YOUR TASK: Put the lines below into a numbered list with no blank lines, beginning with the line containing "segment-label: Activo [20,591,72,612]" and ending with the line containing "y-tick-label: 30% [568,651,606,672]". Include both of those lines and no others.
"""
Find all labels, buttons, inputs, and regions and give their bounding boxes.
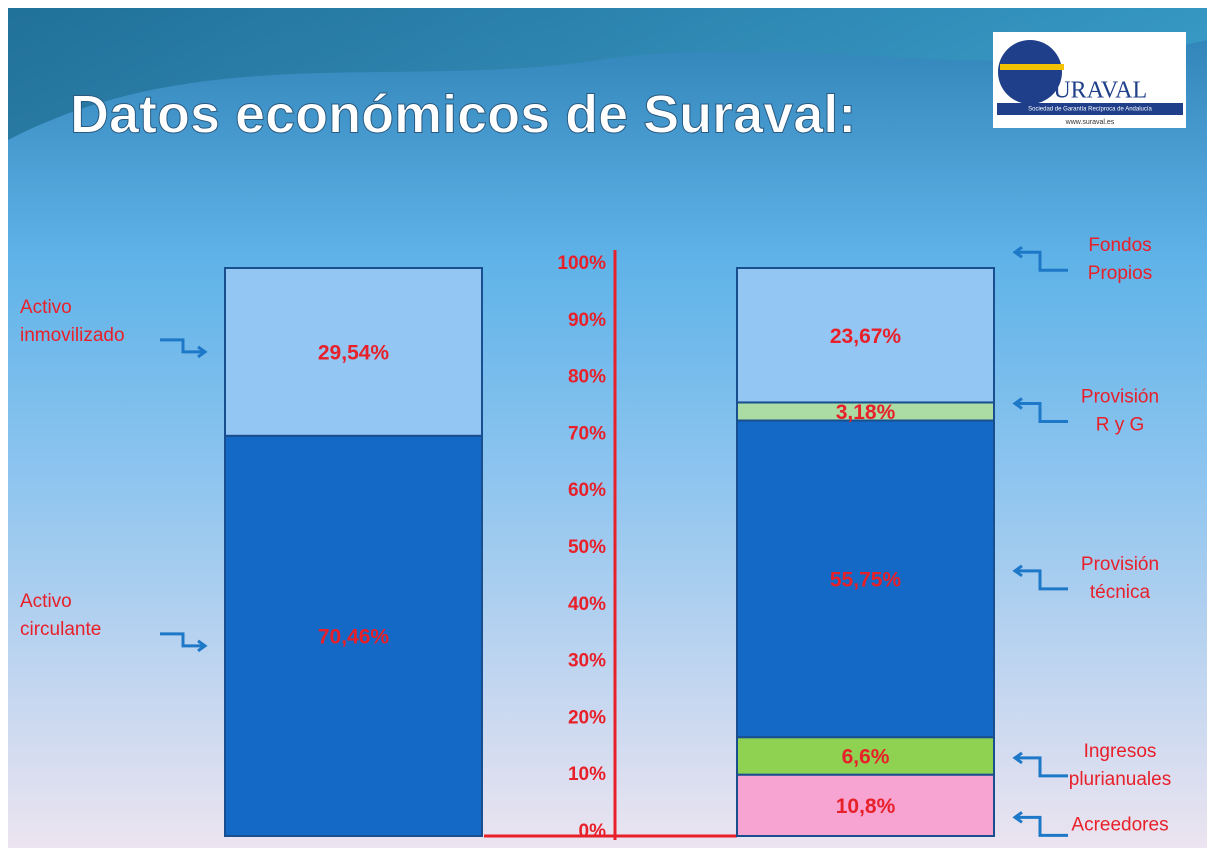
segment-label: Activo [20,591,72,612]
bar-segment [224,434,483,837]
y-tick-label: 80% [568,367,606,388]
arrow [1012,811,1068,837]
background [8,8,1207,848]
segment-label: Ingresos [1084,741,1157,762]
logo-mark [998,40,1062,104]
y-tick-label: 60% [568,480,606,501]
y-tick-label: 100% [557,253,606,274]
arrow [1012,564,1068,591]
value-label: 3,18% [836,401,896,424]
y-tick-label: 30% [568,651,606,672]
segment-label: Acreedores [1071,814,1168,835]
bar-segment [736,419,995,739]
y-tick-label: 10% [568,764,606,785]
bar-segment [224,267,483,437]
value-label: 23,67% [830,325,902,348]
y-tick-label: 70% [568,423,606,444]
segment-label: Propios [1088,263,1152,284]
segment-label: inmovilizado [20,325,125,346]
y-tick-label: 40% [568,594,606,615]
y-tick-label: 90% [568,310,606,331]
value-label: 70,46% [318,625,390,648]
title: Datos económicos de Suraval: [70,84,856,144]
value-label: 55,75% [830,568,902,591]
bar-segment [736,773,995,838]
logo-text: SURAVAL [1040,78,1147,104]
logo-subtitle: Sociedad de Garantía Recíproca de Andalu… [1028,107,1152,113]
y-tick-label: 50% [568,537,606,558]
segment-label: Provisión [1081,386,1159,407]
segment-label: plurianuales [1069,769,1171,790]
logo-band [997,103,1183,115]
arrow [1012,751,1068,778]
bar-segment [736,267,995,404]
segment-label: R y G [1096,414,1145,435]
segment-label: Provisión [1081,554,1159,575]
segment-label: Fondos [1088,235,1151,256]
segment-label: técnica [1090,582,1151,603]
y-tick-label: 0% [579,821,607,842]
arrow [160,338,208,359]
value-label: 29,54% [318,341,390,364]
value-label: 10,8% [836,795,896,818]
logo-stripe [1000,64,1064,70]
segment-label: Activo [20,297,72,318]
arrow [1012,397,1068,423]
wave [8,8,1207,140]
logo-url: www.suraval.es [1065,119,1115,126]
logo: SURAVAL Sociedad de Garantía Recíproca d… [993,32,1186,128]
y-tick-label: 20% [568,707,606,728]
value-label: 6,6% [842,745,890,768]
arrow [160,632,208,653]
arrow [1012,246,1068,272]
segment-label: circulante [20,619,101,640]
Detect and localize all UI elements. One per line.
"""
THE COMPLETED TASK:
1. segment-label: Activo [20,591,72,612]
2. bar-segment [224,434,483,837]
3. y-tick-label: 80% [568,367,606,388]
4. arrow [1012,811,1068,837]
5. background [8,8,1207,848]
6. segment-label: Ingresos [1084,741,1157,762]
7. logo-mark [998,40,1062,104]
8. y-tick-label: 60% [568,480,606,501]
9. y-tick-label: 100% [557,253,606,274]
10. arrow [1012,564,1068,591]
11. value-label: 3,18% [836,401,896,424]
12. y-tick-label: 30% [568,651,606,672]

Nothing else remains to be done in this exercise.